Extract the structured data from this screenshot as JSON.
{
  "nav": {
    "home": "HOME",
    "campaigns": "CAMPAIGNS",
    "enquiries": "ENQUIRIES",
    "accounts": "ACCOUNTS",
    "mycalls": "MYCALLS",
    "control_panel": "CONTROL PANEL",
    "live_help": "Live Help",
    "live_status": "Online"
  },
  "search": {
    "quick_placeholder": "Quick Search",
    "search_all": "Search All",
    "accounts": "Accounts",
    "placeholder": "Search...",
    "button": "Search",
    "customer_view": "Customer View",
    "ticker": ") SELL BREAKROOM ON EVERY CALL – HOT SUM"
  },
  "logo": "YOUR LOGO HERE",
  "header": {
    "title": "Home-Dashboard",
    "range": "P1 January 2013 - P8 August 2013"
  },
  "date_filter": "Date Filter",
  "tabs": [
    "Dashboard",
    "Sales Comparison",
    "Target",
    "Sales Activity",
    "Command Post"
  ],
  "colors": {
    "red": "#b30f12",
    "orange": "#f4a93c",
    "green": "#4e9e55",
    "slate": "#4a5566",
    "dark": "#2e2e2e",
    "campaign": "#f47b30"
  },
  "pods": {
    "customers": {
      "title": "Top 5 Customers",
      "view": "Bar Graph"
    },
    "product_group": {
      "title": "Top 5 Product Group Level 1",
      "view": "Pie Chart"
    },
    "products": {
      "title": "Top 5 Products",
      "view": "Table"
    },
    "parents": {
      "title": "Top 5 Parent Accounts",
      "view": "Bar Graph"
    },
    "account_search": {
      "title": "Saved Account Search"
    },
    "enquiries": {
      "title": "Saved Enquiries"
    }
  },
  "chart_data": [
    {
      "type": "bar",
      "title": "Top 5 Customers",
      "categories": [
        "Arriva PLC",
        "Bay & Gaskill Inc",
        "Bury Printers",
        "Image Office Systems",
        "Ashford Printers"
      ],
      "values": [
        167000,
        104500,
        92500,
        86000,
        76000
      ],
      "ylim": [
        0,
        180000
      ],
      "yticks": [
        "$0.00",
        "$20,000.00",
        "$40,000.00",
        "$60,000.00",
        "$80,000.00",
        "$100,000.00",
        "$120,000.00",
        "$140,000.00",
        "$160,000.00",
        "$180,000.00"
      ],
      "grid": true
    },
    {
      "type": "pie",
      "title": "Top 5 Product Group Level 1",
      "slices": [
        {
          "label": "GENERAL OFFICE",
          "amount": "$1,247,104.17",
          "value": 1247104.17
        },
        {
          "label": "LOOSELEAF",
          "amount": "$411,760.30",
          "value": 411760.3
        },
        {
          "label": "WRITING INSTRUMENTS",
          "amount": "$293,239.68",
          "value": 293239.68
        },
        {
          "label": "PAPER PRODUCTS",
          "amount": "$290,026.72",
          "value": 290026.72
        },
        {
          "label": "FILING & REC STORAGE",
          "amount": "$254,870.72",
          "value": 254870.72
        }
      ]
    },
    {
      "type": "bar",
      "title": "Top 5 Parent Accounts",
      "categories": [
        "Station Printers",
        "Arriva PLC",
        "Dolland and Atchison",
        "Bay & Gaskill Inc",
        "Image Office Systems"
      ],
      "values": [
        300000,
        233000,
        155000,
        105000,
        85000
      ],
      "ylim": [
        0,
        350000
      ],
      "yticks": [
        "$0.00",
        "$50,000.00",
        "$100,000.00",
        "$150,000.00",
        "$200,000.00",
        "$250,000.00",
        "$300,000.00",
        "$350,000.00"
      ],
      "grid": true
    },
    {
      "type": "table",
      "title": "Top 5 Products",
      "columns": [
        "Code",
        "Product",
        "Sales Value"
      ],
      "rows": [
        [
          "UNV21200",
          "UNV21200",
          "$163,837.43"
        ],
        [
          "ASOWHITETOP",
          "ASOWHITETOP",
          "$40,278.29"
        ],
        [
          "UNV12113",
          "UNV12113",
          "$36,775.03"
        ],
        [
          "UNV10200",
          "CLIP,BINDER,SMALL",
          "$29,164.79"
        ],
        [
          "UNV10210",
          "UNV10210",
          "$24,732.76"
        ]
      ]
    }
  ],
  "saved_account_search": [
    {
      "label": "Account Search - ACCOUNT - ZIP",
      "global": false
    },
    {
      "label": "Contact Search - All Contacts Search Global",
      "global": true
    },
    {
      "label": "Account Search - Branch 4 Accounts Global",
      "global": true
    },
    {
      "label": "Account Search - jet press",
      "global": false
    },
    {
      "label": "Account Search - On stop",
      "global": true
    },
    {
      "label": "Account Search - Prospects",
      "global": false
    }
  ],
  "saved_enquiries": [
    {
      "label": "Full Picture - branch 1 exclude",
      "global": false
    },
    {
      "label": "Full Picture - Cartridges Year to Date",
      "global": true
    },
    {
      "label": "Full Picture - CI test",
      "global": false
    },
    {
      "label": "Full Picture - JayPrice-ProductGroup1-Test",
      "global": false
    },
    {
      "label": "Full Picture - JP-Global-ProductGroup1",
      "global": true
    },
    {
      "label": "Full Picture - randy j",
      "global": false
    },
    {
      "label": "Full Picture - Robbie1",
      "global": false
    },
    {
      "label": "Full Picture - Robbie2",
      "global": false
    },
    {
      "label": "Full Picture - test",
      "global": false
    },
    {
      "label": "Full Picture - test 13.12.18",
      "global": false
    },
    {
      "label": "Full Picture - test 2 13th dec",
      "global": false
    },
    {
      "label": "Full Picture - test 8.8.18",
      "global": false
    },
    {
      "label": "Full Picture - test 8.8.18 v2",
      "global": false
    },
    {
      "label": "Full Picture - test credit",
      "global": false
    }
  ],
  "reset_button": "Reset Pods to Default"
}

□ □ □ □ □ □ □

• THE REQUEST:
Exactly how many lines contain "Sales"? State the number and nothing else.

• EXERCISE SOLUTION:
3